| SOURCE MATERIAL |
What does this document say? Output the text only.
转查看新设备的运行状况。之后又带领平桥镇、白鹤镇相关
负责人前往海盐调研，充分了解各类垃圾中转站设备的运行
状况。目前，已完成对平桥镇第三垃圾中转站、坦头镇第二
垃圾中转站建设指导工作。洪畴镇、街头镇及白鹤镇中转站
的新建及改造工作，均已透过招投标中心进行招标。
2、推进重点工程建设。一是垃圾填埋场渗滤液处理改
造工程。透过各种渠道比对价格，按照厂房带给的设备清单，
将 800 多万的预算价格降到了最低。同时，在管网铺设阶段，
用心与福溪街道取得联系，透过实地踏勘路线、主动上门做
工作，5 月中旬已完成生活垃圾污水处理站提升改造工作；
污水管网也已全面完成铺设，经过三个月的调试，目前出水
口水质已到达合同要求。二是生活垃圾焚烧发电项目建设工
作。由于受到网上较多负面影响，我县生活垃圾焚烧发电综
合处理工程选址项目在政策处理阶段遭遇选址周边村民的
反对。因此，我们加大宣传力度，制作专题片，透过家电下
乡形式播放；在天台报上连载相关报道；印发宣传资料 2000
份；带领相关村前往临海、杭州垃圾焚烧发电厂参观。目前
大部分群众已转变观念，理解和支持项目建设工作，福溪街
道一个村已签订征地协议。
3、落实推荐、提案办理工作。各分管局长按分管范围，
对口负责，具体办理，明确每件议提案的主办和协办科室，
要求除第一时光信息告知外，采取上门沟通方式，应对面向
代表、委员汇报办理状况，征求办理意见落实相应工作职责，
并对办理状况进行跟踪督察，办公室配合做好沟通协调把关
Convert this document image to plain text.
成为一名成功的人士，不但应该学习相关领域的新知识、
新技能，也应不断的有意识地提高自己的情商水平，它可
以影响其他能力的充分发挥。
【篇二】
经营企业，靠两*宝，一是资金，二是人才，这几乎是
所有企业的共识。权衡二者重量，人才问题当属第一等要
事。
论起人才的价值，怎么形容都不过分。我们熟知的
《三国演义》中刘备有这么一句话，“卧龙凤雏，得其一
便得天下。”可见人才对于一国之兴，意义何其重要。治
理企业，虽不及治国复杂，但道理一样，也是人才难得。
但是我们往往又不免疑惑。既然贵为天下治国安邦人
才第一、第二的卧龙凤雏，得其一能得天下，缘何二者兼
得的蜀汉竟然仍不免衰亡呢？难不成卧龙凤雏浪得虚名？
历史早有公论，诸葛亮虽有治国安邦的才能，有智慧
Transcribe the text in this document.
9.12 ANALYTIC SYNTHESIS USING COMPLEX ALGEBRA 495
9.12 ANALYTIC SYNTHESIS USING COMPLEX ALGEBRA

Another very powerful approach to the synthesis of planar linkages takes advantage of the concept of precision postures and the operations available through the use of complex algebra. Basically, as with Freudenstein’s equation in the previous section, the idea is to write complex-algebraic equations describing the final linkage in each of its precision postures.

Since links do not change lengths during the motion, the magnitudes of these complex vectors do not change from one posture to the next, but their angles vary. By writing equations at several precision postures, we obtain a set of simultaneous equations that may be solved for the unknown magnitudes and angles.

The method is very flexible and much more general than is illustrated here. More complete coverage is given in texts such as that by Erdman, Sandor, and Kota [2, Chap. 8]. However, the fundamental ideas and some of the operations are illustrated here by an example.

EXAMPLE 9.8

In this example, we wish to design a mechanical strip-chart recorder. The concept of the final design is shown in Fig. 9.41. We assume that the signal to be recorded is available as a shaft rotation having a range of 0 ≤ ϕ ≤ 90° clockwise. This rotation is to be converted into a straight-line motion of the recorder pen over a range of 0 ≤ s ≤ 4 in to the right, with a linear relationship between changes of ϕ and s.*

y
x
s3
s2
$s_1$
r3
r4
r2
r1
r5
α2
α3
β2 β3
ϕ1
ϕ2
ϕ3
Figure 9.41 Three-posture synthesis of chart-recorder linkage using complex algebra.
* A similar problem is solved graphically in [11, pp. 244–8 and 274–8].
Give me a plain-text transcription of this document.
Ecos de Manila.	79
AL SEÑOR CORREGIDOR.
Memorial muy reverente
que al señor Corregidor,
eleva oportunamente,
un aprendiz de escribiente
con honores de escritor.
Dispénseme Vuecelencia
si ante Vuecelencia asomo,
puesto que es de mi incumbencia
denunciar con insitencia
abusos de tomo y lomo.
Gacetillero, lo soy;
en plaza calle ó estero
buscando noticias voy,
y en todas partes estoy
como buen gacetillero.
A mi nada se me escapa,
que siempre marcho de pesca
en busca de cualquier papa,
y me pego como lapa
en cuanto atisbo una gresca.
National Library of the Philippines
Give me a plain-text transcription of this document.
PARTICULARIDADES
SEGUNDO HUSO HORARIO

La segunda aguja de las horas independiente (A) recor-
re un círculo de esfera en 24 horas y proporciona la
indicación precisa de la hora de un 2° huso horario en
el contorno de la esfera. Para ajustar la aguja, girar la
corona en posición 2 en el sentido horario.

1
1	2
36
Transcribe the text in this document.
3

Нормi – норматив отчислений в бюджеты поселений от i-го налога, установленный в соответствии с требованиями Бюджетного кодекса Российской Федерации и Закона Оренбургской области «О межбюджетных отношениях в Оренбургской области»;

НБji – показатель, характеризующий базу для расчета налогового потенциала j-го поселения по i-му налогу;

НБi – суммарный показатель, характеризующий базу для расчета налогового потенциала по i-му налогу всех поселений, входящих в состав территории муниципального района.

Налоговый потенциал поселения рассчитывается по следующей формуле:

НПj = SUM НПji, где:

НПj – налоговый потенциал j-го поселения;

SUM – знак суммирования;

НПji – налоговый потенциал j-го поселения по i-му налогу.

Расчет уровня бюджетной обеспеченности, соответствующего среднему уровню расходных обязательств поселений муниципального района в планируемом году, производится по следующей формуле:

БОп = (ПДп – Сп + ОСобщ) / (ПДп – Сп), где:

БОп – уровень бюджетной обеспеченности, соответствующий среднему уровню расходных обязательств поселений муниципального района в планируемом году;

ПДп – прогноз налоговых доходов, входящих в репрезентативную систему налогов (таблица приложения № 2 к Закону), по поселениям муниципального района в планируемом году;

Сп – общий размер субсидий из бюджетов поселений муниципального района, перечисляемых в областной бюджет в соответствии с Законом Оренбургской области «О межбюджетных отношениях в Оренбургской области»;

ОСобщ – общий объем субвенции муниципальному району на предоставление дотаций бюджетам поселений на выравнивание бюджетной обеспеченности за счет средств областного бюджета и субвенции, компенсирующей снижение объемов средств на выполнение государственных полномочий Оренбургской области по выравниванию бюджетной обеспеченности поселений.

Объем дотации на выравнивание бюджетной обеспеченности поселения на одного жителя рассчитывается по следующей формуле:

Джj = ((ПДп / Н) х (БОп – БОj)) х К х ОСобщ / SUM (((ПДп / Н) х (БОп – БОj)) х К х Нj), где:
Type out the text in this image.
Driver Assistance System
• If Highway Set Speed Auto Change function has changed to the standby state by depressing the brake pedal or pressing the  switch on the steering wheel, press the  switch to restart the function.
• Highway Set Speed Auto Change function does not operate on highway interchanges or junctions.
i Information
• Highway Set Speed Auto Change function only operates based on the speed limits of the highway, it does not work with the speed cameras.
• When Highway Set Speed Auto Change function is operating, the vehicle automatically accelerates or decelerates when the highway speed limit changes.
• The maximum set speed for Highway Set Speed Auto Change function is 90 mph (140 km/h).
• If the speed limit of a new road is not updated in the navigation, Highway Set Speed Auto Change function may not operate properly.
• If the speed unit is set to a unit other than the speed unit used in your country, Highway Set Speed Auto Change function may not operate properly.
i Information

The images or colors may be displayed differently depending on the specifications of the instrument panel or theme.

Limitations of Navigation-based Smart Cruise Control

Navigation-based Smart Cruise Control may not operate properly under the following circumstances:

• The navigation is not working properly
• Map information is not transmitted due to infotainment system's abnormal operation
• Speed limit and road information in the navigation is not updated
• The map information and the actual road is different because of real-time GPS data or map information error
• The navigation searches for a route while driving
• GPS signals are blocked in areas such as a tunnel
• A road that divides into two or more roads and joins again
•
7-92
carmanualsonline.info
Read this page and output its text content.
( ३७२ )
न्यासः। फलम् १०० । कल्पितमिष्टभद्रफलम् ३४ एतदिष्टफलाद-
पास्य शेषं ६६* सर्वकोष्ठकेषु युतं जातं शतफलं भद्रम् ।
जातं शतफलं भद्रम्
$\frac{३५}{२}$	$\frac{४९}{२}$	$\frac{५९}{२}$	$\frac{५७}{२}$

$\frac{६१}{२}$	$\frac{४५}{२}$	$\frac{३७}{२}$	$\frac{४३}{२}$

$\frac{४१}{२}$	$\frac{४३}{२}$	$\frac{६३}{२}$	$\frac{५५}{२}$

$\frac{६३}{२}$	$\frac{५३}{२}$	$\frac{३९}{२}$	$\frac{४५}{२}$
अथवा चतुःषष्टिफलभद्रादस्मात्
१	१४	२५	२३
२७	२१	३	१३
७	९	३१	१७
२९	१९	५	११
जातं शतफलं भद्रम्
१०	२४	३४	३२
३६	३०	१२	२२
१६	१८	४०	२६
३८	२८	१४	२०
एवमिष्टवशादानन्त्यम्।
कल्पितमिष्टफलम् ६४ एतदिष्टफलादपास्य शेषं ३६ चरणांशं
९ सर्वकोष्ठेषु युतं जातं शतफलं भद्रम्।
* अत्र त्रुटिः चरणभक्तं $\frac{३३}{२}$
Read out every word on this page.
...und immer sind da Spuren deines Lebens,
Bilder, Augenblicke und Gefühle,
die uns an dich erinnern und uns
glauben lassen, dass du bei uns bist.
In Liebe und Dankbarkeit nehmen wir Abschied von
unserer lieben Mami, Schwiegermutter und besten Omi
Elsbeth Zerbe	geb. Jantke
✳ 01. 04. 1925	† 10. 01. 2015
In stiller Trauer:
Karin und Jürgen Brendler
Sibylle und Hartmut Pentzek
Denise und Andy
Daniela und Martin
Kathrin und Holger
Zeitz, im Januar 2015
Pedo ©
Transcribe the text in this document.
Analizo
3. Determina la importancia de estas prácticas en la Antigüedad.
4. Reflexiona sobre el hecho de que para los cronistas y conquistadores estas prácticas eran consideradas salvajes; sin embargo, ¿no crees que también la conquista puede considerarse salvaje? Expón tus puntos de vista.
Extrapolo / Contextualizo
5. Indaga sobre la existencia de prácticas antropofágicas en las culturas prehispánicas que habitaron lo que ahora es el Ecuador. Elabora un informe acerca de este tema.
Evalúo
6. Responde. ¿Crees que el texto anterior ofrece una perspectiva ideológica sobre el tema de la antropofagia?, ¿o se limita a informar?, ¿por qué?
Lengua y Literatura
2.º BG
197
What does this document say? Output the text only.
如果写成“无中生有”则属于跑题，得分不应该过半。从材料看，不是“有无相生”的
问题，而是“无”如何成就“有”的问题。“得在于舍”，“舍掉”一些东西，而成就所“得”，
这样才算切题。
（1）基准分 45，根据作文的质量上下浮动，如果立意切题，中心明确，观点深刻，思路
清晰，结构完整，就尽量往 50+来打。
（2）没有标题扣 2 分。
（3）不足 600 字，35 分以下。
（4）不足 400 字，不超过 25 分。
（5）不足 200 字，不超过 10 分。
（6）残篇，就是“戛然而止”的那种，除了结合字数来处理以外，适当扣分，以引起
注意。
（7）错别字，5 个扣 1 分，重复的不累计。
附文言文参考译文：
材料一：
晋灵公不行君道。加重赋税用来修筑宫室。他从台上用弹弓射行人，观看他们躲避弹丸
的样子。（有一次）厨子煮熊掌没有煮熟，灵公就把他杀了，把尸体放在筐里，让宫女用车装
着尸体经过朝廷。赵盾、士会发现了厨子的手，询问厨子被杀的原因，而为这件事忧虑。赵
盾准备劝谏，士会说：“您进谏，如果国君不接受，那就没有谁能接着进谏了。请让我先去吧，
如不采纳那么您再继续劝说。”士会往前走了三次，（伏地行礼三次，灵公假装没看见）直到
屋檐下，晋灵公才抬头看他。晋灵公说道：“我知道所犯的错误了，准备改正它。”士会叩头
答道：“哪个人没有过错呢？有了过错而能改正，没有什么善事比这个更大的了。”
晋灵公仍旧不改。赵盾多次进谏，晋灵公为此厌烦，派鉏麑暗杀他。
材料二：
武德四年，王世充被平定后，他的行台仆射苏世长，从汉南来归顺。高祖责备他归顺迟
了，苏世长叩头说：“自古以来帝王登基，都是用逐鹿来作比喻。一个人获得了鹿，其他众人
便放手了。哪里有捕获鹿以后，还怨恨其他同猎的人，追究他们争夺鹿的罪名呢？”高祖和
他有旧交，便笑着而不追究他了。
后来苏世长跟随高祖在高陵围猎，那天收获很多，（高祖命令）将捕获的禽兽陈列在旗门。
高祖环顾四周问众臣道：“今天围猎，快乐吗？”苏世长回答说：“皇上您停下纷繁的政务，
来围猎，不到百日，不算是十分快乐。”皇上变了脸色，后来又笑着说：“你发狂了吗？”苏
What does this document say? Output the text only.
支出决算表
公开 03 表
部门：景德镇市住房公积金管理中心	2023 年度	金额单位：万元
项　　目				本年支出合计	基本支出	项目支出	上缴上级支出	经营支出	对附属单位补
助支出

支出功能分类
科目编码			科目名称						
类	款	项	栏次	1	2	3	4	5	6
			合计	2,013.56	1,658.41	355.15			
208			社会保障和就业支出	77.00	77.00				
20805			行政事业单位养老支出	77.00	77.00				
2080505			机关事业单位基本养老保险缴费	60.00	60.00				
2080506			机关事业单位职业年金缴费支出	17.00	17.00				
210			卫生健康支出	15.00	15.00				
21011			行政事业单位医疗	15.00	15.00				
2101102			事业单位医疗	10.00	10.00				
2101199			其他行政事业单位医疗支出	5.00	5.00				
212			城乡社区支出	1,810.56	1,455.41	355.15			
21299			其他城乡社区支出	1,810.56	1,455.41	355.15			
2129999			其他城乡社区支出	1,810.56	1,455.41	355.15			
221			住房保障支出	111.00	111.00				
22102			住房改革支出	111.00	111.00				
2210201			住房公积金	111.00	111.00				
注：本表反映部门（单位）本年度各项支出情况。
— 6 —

| WORK TO DO |
Copy out each line in the listing that has the word "характеризующий".

| TASK RESPONSE |
НБji – показатель, характеризующий базу для расчета налогового потенциала j-го поселения по i-му налогу;
НБi – суммарный показатель, характеризующий базу для расчета налогового потенциала по i-му налогу всех поселений, входящих в состав территории муниципального района.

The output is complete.